═══ Provided information
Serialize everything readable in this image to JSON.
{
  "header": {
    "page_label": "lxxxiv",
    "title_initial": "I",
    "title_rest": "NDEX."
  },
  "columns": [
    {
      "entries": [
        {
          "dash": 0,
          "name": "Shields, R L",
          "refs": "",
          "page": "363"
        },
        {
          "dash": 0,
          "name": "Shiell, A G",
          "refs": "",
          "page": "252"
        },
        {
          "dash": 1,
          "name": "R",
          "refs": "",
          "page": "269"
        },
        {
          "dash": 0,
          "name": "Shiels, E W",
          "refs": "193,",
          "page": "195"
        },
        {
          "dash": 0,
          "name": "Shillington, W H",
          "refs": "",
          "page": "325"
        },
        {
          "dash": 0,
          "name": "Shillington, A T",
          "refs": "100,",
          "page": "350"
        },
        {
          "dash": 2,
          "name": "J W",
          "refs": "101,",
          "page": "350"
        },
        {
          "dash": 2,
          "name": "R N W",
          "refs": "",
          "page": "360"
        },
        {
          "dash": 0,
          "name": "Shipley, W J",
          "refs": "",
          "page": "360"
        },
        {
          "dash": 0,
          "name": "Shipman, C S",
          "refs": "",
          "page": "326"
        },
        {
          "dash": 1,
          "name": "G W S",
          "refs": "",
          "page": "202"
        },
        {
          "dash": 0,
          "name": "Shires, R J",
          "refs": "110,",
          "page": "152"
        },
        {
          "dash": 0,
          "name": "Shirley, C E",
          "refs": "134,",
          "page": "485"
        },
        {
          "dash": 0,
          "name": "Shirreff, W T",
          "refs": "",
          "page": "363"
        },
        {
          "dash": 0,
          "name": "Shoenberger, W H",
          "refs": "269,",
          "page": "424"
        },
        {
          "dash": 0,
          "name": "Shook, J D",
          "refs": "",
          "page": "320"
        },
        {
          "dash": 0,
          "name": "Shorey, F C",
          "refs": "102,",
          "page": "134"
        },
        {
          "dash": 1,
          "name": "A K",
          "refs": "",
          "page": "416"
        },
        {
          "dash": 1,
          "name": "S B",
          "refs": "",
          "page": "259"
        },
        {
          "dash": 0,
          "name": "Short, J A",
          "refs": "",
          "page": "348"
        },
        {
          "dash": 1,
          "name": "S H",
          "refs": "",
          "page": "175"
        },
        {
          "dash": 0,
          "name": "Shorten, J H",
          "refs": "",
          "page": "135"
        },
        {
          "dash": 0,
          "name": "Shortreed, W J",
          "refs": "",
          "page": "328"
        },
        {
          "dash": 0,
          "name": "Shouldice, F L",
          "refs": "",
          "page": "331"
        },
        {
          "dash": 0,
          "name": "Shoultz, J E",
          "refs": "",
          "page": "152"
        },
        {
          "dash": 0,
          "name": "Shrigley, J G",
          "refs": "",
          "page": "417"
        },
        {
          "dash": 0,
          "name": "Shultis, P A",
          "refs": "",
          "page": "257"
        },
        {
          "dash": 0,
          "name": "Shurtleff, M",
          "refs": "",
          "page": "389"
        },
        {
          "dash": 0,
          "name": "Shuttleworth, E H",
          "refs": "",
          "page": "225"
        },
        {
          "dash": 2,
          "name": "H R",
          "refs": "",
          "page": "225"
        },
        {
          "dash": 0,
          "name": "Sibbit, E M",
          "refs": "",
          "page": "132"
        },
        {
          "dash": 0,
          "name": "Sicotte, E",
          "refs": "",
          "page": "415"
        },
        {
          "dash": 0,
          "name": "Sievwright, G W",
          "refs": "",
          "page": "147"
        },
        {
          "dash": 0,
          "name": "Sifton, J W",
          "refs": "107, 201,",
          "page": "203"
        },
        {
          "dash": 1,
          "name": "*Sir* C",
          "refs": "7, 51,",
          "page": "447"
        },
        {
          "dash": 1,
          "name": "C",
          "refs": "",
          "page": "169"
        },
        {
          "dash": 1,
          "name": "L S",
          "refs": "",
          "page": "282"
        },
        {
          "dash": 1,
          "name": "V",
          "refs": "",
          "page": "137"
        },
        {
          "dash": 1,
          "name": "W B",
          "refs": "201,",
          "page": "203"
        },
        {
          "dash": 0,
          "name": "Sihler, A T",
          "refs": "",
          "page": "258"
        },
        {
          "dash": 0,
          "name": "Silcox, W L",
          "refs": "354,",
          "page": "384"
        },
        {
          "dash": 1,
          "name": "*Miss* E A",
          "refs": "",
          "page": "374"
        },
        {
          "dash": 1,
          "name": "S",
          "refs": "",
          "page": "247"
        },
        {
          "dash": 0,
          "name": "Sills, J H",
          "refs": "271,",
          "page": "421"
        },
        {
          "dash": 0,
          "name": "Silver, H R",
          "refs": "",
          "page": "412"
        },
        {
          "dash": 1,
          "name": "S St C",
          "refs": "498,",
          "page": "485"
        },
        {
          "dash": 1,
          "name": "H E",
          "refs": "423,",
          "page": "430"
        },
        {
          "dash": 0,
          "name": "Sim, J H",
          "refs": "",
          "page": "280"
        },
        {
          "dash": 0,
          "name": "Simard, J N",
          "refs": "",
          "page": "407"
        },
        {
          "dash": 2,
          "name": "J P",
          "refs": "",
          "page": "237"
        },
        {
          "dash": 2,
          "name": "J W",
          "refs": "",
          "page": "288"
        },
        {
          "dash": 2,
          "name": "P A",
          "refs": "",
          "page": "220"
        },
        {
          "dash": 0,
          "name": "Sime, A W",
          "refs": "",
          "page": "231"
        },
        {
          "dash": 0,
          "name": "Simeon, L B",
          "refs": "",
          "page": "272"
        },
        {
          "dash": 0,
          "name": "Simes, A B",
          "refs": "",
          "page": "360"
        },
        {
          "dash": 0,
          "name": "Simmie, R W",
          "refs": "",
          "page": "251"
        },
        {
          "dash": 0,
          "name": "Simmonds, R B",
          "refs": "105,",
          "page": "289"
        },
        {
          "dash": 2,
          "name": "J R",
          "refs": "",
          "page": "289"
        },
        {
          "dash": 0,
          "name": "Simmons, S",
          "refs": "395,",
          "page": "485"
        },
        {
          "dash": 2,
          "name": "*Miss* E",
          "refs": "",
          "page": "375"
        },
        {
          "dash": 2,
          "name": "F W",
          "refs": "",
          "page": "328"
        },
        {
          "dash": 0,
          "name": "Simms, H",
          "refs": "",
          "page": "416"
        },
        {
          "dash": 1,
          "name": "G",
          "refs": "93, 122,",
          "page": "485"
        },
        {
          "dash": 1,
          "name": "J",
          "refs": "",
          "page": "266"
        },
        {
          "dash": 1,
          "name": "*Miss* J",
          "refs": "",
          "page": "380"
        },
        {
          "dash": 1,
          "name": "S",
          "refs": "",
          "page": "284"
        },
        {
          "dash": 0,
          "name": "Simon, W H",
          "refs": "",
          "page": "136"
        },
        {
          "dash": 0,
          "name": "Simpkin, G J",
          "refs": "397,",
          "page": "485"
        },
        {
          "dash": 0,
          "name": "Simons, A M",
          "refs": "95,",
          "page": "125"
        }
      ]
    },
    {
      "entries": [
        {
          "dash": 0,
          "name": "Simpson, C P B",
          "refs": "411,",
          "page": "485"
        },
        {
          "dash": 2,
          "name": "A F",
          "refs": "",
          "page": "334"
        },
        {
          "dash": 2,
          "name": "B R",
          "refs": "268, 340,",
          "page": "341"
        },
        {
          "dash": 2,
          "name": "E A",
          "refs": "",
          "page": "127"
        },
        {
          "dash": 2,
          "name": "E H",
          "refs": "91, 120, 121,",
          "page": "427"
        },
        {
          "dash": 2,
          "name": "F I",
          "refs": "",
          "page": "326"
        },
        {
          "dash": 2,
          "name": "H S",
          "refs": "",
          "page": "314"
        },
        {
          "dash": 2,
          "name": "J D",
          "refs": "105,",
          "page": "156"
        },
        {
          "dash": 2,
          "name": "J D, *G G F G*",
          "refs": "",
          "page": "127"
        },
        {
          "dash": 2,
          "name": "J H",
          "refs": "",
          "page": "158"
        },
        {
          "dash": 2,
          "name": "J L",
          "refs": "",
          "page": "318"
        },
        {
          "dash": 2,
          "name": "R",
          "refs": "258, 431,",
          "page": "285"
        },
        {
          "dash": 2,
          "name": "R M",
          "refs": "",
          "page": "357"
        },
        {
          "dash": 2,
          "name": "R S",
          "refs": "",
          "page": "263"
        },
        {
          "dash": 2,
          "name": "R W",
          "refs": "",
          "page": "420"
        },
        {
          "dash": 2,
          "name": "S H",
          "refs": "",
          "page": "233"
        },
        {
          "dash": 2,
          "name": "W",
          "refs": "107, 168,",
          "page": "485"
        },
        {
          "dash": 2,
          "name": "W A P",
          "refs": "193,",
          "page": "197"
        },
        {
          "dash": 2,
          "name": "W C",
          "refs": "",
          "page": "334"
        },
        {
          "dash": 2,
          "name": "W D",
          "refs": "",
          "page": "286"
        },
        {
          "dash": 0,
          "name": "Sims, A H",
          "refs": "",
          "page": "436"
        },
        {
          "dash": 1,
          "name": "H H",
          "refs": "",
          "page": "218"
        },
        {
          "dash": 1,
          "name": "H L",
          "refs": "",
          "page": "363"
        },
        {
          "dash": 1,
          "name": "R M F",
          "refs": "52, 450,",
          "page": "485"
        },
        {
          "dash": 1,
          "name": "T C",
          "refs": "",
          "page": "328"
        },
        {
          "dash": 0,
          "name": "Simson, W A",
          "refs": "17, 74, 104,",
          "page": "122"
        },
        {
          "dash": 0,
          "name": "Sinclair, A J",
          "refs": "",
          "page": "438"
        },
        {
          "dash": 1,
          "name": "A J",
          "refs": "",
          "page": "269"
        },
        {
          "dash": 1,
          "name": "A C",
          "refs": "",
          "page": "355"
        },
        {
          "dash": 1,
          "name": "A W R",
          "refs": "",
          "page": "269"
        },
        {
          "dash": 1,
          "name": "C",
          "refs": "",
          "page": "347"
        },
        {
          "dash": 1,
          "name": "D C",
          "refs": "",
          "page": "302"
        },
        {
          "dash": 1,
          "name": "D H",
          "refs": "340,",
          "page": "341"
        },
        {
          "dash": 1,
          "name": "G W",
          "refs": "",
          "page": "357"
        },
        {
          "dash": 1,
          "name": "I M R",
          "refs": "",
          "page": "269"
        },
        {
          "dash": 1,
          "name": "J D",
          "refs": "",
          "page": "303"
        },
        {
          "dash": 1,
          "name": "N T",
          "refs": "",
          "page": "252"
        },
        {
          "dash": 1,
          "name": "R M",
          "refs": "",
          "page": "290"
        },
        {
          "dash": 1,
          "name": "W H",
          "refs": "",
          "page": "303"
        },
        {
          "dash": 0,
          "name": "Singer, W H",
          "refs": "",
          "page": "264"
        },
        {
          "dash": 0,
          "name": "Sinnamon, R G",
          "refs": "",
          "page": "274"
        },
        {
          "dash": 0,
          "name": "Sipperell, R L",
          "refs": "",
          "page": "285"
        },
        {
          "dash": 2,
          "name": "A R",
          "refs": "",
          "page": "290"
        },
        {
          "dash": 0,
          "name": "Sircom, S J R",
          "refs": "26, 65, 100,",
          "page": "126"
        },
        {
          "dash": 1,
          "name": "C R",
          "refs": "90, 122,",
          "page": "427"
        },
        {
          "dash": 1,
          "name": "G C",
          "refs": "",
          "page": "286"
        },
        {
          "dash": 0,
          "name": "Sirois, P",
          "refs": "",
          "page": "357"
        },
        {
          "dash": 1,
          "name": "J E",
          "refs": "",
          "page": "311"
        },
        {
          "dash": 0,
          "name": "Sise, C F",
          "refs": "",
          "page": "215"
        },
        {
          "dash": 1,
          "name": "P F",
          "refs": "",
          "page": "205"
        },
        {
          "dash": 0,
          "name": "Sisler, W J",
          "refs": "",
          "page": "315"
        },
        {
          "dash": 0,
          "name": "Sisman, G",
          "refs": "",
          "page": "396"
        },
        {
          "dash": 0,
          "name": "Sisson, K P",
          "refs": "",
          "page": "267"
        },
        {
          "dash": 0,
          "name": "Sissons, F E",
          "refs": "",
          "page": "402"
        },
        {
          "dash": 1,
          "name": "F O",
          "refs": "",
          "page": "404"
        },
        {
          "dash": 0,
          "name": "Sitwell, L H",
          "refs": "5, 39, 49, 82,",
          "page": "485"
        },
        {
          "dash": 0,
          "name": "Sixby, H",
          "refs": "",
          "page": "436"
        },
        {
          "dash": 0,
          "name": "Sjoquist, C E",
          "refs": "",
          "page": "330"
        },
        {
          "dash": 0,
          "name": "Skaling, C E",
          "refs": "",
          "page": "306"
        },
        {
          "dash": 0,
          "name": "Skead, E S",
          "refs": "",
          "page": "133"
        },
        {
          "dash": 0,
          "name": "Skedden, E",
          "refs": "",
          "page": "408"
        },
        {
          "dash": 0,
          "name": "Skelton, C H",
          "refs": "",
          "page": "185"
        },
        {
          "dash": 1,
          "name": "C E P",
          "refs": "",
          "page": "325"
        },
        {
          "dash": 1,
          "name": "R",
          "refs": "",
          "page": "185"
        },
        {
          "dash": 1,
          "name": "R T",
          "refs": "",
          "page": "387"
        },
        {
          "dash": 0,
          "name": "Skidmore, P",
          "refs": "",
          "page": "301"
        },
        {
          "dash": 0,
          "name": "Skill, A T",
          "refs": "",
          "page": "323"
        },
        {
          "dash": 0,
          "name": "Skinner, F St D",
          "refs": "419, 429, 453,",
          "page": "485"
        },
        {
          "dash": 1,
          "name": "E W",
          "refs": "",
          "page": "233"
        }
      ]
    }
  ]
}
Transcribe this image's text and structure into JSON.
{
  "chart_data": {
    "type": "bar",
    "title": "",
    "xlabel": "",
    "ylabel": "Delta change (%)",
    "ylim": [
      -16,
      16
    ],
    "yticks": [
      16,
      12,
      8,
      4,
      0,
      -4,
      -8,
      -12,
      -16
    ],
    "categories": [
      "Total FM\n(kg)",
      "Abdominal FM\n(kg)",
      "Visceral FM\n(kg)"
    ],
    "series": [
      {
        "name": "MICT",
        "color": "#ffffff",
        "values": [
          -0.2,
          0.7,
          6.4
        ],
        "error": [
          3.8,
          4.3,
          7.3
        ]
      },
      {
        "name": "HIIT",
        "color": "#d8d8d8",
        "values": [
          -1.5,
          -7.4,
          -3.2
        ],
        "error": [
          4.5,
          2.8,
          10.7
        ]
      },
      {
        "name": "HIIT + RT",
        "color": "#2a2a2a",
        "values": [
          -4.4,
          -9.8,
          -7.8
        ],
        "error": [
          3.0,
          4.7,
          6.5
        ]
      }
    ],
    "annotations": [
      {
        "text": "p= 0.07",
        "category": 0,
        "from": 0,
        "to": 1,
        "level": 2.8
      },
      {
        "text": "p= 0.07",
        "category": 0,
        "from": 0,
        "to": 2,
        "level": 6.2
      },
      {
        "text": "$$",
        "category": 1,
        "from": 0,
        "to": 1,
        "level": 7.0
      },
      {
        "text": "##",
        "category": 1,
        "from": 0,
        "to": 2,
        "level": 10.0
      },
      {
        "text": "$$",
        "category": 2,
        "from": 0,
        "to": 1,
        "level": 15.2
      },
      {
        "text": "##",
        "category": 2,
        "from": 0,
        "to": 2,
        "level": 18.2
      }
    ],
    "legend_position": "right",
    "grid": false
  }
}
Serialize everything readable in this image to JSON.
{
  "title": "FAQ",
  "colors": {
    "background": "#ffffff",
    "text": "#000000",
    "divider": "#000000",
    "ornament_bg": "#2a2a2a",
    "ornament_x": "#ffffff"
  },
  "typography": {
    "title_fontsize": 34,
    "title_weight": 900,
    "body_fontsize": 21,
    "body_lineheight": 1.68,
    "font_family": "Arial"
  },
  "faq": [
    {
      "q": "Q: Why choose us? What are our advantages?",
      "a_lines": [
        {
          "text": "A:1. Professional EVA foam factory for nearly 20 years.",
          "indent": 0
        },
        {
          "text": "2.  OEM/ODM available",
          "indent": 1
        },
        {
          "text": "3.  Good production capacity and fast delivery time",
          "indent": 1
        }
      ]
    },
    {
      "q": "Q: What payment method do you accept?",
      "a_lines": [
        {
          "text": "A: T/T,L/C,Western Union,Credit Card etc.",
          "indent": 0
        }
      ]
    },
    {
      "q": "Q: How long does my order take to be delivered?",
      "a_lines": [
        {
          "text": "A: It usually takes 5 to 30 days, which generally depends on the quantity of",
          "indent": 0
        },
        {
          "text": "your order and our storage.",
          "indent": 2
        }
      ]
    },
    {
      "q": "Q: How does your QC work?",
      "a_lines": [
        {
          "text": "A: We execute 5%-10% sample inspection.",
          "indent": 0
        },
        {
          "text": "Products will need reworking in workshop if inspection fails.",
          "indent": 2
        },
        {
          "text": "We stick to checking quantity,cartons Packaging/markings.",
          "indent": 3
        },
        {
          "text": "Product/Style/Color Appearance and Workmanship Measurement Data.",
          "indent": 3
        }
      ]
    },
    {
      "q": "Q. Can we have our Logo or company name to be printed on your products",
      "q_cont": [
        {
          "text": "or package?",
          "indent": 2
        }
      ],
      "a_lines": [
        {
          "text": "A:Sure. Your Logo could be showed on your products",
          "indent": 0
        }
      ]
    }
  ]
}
══════
Given exercise :: Respond with the number of lines containing "order" and no additional words.

Reply to the task :: 2